Reproduce the records below word for word, leaving out the pictures.

## Spatial layout data
==================================================

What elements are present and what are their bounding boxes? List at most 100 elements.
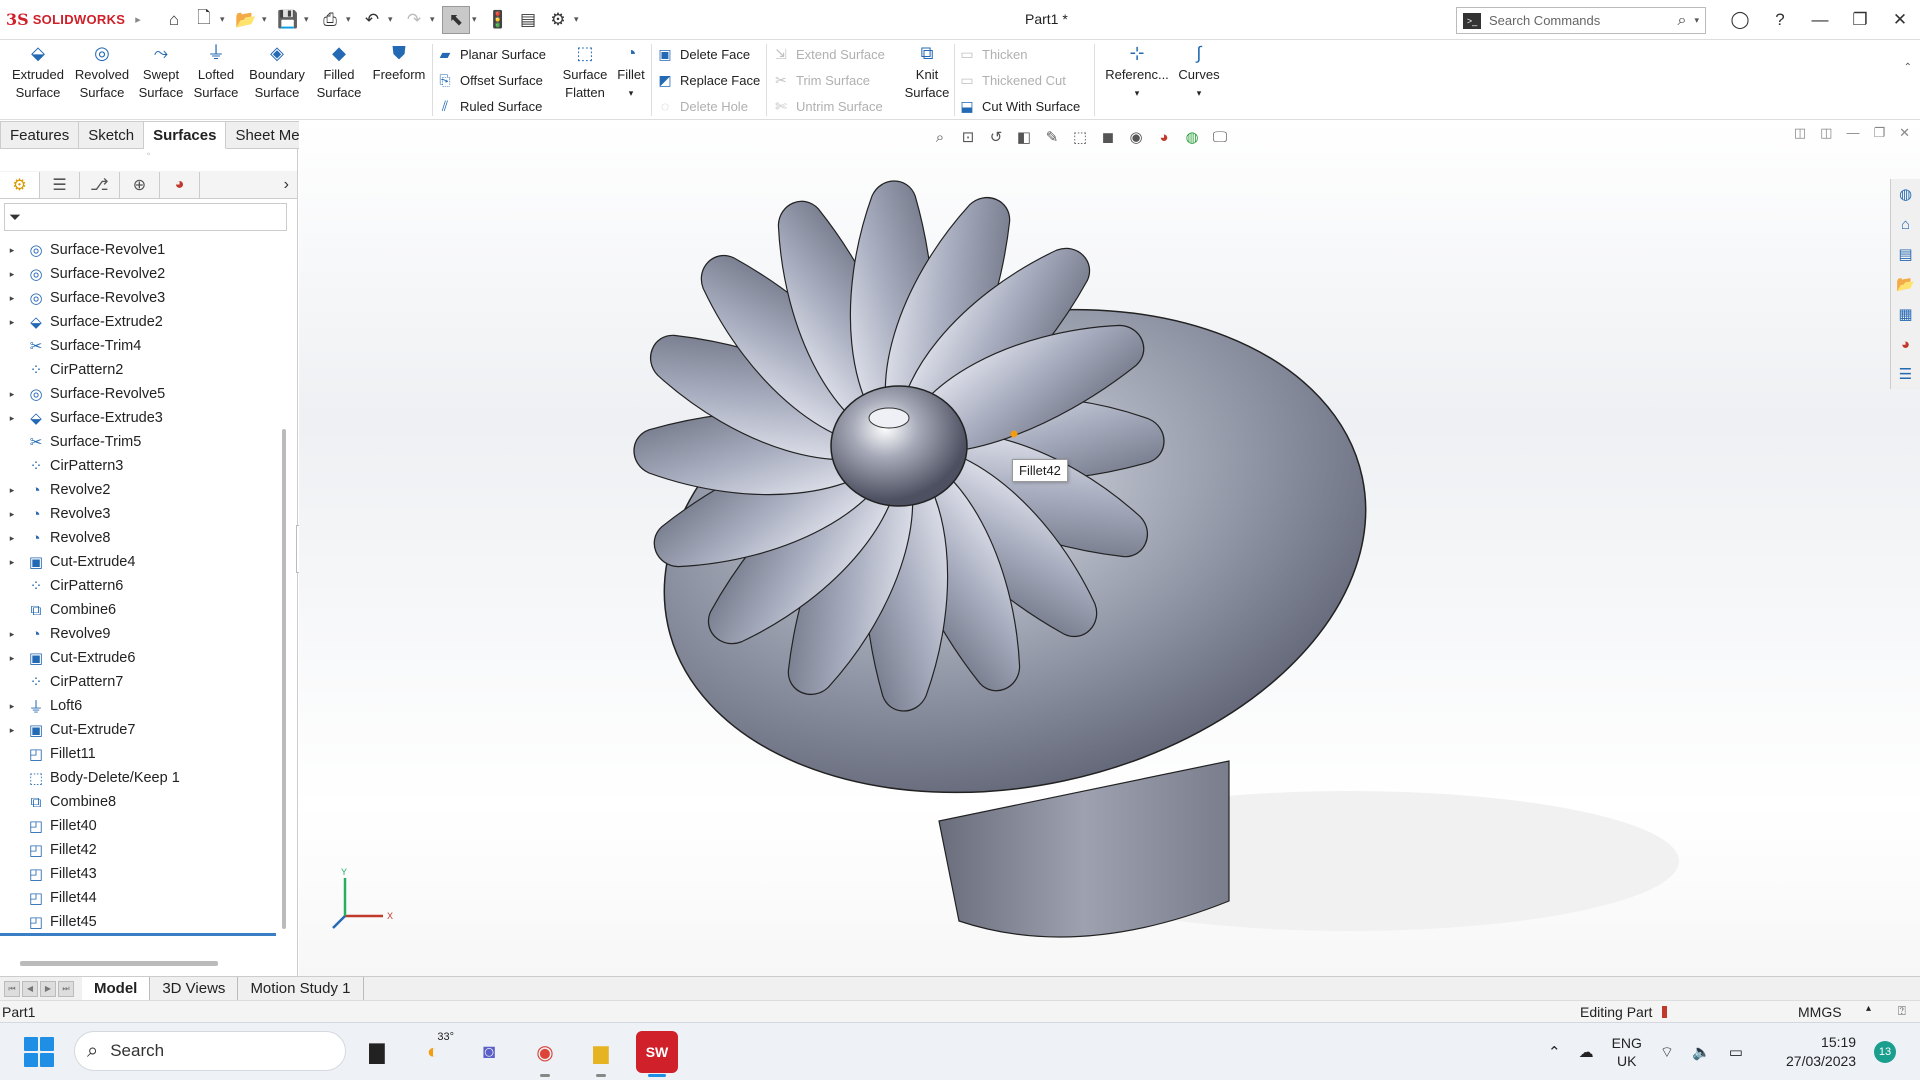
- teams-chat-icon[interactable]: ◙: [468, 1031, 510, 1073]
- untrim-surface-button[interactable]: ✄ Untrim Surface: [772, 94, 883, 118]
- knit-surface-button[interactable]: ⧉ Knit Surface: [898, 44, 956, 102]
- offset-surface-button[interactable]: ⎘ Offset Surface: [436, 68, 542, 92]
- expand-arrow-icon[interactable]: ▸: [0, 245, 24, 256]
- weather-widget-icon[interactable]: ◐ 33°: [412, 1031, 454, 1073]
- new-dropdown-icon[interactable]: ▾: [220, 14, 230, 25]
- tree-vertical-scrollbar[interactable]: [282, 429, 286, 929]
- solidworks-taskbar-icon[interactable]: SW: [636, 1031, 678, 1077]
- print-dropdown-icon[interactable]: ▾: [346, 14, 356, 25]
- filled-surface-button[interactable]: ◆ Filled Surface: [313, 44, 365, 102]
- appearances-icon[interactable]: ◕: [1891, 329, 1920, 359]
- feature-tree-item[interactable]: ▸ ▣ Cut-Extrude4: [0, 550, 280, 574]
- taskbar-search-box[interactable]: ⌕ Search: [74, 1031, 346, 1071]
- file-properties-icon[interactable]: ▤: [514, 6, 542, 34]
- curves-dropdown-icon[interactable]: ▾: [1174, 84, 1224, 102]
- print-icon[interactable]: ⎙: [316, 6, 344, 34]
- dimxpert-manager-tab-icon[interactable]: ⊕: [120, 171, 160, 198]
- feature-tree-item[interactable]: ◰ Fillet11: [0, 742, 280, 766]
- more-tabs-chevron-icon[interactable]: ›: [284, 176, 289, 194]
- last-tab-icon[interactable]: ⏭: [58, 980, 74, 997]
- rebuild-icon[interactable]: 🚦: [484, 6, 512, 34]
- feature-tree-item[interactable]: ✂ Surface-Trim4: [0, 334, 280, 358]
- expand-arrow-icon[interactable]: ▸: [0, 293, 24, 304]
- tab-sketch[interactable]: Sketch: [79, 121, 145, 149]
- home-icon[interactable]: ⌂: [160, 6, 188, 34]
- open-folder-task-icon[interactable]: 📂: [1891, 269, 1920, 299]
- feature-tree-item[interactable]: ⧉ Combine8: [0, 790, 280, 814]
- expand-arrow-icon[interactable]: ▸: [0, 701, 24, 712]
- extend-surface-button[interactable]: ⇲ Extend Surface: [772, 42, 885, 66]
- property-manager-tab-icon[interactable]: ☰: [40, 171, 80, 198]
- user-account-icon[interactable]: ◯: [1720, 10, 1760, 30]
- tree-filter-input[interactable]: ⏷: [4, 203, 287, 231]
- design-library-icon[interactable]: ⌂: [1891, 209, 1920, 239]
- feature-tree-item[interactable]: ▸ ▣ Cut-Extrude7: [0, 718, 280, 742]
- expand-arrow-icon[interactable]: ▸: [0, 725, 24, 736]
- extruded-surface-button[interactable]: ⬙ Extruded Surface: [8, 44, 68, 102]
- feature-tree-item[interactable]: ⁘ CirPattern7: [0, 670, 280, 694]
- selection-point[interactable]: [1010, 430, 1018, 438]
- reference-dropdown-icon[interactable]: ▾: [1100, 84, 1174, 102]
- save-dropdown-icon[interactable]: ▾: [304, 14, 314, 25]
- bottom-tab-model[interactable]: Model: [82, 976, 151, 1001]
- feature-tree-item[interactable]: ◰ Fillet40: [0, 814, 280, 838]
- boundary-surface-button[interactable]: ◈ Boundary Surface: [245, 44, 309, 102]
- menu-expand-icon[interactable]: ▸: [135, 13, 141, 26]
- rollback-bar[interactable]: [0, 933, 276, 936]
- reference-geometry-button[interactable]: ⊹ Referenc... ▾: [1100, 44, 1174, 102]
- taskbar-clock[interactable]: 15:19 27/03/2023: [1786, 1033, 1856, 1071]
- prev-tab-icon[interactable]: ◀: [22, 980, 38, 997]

==================================================

## EXERCISE SOLUTION
What elements are present and what are their bounding boxes? List at most 100 elements.
- teams-chat-icon[interactable]: ◙: [468, 1031, 510, 1073]
- untrim-surface-button[interactable]: ✄ Untrim Surface: [772, 94, 883, 118]
- knit-surface-button[interactable]: ⧉ Knit Surface: [898, 44, 956, 102]
- offset-surface-button[interactable]: ⎘ Offset Surface: [436, 68, 542, 92]
- expand-arrow-icon[interactable]: ▸: [0, 245, 24, 256]
- weather-widget-icon[interactable]: ◐ 33°: [412, 1031, 454, 1073]
- new-dropdown-icon[interactable]: ▾: [220, 14, 230, 25]
- tree-vertical-scrollbar[interactable]: [282, 429, 286, 929]
- solidworks-taskbar-icon[interactable]: SW: [636, 1031, 678, 1077]
- print-dropdown-icon[interactable]: ▾: [346, 14, 356, 25]
- filled-surface-button[interactable]: ◆ Filled Surface: [313, 44, 365, 102]
- appearances-icon[interactable]: ◕: [1891, 329, 1920, 359]
- feature-tree-item[interactable]: ▸ ▣ Cut-Extrude4: [0, 550, 280, 574]
- taskbar-search-box[interactable]: ⌕ Search: [74, 1031, 346, 1071]
- file-properties-icon[interactable]: ▤: [514, 6, 542, 34]
- curves-dropdown-icon[interactable]: ▾: [1174, 84, 1224, 102]
- print-icon[interactable]: ⎙: [316, 6, 344, 34]
- dimxpert-manager-tab-icon[interactable]: ⊕: [120, 171, 160, 198]
- feature-tree-item[interactable]: ◰ Fillet11: [0, 742, 280, 766]
- more-tabs-chevron-icon[interactable]: ›: [284, 176, 289, 194]
- last-tab-icon[interactable]: ⏭: [58, 980, 74, 997]
- rebuild-icon[interactable]: 🚦: [484, 6, 512, 34]
- feature-tree-item[interactable]: ✂ Surface-Trim4: [0, 334, 280, 358]
- expand-arrow-icon[interactable]: ▸: [0, 293, 24, 304]
- tab-sketch[interactable]: Sketch: [79, 121, 145, 149]
- home-icon[interactable]: ⌂: [160, 6, 188, 34]
- open-folder-task-icon[interactable]: 📂: [1891, 269, 1920, 299]
- feature-tree-item[interactable]: ⧉ Combine8: [0, 790, 280, 814]
- expand-arrow-icon[interactable]: ▸: [0, 701, 24, 712]
- extend-surface-button[interactable]: ⇲ Extend Surface: [772, 42, 885, 66]
- property-manager-tab-icon[interactable]: ☰: [40, 171, 80, 198]
- user-account-icon[interactable]: ◯: [1720, 10, 1760, 30]
- tree-filter-input[interactable]: ⏷: [4, 203, 287, 231]
- design-library-icon[interactable]: ⌂: [1891, 209, 1920, 239]
- feature-tree-item[interactable]: ▸ ▣ Cut-Extrude7: [0, 718, 280, 742]
- expand-arrow-icon[interactable]: ▸: [0, 725, 24, 736]
- extruded-surface-button[interactable]: ⬙ Extruded Surface: [8, 44, 68, 102]
- feature-tree-item[interactable]: ⁘ CirPattern7: [0, 670, 280, 694]
- selection-point[interactable]: [1010, 430, 1018, 438]
- reference-dropdown-icon[interactable]: ▾: [1100, 84, 1174, 102]
- save-dropdown-icon[interactable]: ▾: [304, 14, 314, 25]
- bottom-tab-model[interactable]: Model: [82, 976, 151, 1001]
- feature-tree-item[interactable]: ◰ Fillet40: [0, 814, 280, 838]
- boundary-surface-button[interactable]: ◈ Boundary Surface: [245, 44, 309, 102]
- menu-expand-icon[interactable]: ▸: [135, 13, 141, 26]
- rollback-bar[interactable]: [0, 933, 276, 936]
- reference-geometry-button[interactable]: ⊹ Referenc... ▾: [1100, 44, 1174, 102]
- taskbar-clock[interactable]: 15:19 27/03/2023: [1786, 1033, 1856, 1071]
- prev-tab-icon[interactable]: ◀: [22, 980, 38, 997]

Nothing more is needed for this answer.